● Provided records
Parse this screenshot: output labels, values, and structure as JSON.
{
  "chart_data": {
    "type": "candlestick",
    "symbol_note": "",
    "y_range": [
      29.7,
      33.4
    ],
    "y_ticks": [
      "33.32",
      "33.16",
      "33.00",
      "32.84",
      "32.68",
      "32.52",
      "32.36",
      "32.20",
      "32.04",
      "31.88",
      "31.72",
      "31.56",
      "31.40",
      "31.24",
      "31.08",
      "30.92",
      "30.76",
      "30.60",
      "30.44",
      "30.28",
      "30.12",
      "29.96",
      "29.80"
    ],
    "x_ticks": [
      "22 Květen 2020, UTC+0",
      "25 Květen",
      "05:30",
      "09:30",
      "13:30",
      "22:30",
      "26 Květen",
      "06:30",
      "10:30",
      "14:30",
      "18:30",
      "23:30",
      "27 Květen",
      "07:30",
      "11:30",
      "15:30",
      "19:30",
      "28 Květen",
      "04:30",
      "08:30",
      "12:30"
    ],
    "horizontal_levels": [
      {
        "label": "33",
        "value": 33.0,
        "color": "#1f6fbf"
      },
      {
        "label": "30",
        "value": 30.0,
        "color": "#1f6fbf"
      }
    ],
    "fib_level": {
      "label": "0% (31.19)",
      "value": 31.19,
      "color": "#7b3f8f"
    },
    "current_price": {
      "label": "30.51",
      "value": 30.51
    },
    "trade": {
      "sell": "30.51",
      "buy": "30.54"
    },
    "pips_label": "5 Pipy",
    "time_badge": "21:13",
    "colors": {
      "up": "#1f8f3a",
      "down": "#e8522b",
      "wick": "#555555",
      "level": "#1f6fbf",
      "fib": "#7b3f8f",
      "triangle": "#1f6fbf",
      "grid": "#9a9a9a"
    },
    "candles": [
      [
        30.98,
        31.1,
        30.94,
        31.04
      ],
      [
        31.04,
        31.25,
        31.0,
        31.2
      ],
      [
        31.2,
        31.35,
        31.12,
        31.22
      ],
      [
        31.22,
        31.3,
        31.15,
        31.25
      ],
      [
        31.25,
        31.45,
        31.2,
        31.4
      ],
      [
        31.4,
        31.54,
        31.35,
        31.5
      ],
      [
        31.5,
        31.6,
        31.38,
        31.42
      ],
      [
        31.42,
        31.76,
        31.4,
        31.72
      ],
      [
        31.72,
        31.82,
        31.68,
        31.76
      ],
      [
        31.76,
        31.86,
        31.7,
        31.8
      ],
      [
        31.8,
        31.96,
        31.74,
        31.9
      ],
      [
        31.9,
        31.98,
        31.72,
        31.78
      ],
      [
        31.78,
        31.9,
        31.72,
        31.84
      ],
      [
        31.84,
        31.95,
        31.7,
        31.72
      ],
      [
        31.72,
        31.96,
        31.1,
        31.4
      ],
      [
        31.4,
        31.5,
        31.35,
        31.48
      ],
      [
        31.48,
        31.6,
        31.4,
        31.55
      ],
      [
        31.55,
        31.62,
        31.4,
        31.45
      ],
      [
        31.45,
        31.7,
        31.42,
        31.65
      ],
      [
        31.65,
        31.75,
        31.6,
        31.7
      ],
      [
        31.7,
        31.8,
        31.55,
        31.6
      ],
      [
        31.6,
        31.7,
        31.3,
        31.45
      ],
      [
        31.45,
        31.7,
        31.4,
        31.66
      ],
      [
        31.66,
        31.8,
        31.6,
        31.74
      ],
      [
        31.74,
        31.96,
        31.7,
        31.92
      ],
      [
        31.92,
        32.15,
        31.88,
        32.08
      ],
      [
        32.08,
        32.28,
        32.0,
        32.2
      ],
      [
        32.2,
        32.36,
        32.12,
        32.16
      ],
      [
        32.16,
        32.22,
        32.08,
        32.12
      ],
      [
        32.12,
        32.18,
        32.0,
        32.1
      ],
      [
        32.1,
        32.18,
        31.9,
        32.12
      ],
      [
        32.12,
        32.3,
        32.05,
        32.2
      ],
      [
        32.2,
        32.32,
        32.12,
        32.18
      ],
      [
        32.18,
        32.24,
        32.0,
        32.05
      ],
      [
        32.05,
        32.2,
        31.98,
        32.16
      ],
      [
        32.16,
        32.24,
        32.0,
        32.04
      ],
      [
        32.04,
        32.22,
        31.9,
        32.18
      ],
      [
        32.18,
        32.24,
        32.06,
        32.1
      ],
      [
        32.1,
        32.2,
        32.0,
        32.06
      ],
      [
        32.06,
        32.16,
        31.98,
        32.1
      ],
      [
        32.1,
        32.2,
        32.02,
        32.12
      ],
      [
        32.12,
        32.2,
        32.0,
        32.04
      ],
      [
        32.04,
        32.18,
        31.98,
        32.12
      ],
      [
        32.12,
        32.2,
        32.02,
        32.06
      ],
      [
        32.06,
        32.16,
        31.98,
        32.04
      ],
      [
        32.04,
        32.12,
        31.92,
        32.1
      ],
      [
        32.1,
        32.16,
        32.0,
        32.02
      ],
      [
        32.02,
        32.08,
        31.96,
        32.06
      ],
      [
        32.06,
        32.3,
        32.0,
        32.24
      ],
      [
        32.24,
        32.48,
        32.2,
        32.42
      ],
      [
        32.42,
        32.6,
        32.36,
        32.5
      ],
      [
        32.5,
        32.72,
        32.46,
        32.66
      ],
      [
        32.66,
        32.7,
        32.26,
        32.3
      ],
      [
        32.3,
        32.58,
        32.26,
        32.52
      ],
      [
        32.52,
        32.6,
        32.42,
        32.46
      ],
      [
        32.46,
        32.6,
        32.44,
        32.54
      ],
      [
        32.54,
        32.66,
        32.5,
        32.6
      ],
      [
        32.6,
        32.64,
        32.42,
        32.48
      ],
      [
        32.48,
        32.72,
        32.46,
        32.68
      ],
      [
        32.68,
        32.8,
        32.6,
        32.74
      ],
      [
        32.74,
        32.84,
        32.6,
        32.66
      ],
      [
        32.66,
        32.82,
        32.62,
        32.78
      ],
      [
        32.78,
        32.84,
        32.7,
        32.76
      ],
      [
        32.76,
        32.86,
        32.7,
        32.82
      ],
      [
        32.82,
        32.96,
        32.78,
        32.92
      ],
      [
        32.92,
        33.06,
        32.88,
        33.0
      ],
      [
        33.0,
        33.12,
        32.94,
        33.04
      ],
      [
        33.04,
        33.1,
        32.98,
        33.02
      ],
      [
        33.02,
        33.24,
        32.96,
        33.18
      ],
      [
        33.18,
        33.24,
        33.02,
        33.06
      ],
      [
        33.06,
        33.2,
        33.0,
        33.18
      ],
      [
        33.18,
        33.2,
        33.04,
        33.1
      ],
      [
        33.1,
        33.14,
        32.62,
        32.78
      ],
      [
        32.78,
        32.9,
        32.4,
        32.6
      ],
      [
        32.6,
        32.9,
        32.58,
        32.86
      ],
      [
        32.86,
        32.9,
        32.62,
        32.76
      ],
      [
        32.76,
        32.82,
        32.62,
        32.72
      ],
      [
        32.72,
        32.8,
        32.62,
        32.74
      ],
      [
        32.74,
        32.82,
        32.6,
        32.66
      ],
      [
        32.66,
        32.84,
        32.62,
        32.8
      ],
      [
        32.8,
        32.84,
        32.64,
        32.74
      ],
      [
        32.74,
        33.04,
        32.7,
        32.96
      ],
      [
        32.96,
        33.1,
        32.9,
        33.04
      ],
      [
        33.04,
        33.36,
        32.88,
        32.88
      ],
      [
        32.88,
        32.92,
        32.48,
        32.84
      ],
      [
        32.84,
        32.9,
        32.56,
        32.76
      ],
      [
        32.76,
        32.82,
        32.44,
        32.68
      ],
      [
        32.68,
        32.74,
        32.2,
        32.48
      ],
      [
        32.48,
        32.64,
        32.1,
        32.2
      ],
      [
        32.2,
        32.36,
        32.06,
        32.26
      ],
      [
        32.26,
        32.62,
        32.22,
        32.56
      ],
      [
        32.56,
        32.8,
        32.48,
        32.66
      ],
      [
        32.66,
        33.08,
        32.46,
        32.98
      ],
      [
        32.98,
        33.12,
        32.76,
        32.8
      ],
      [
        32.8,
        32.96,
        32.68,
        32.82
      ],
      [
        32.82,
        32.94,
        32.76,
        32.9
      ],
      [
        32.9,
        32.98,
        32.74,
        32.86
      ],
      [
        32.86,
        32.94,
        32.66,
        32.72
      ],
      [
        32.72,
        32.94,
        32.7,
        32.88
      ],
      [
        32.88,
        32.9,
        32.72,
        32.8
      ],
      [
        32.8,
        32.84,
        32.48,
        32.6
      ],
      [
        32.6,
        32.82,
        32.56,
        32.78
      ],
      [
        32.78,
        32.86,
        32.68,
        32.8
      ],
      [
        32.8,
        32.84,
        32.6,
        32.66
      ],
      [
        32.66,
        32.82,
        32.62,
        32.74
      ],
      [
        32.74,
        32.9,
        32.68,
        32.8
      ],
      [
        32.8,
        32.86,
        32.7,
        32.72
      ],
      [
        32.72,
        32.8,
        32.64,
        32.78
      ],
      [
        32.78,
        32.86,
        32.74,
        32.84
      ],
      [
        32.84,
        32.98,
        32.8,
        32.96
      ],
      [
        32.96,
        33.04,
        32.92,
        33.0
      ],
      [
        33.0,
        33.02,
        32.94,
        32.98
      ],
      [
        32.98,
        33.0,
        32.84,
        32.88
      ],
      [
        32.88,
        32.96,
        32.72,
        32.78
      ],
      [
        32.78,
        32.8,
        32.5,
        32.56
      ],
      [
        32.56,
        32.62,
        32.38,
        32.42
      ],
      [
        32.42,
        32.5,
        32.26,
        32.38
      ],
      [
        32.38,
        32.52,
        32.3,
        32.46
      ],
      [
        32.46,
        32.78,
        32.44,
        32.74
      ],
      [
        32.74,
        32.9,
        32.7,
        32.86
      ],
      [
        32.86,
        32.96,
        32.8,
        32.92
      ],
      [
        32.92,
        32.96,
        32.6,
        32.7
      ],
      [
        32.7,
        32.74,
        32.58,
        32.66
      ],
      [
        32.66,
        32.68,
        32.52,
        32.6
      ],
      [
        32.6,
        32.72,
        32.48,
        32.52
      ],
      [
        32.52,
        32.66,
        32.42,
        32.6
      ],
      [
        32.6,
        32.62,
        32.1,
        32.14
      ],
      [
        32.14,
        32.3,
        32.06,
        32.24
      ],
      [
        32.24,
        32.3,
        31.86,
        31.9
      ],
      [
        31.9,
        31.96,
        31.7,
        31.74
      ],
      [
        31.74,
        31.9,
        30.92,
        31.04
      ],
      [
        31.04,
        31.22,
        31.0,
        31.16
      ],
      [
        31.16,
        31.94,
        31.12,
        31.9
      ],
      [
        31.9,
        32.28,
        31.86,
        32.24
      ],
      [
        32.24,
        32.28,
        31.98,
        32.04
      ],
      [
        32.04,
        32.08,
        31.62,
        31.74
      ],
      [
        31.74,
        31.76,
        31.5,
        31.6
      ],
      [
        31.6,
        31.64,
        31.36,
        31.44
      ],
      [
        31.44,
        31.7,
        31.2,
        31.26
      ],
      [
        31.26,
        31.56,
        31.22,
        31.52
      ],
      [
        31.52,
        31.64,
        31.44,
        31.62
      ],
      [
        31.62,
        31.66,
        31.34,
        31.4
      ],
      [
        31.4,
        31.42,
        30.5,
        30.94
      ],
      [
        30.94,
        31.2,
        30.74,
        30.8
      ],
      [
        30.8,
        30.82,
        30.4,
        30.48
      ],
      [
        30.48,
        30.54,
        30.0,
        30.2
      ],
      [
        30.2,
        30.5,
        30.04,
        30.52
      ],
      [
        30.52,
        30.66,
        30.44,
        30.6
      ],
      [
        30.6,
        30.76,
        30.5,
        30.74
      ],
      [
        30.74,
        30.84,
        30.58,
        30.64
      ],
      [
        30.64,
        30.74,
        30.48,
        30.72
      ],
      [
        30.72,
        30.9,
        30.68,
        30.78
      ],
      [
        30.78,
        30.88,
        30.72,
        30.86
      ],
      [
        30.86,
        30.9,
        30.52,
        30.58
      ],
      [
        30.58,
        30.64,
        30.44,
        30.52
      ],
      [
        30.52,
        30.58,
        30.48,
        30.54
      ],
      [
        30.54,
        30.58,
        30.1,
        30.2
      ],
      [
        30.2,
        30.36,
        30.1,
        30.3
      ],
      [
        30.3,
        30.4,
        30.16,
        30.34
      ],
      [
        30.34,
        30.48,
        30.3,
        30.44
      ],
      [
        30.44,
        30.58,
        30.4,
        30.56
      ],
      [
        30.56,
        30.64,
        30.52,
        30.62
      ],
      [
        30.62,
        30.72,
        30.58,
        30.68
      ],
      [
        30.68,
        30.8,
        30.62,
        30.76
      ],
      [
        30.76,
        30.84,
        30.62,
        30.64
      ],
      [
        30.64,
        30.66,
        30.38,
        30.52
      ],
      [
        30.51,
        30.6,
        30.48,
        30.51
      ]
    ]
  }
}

● Task directions
The answer must consist solely of the number of lines in the entries that contain the word "Květen".

● Exercise answer
5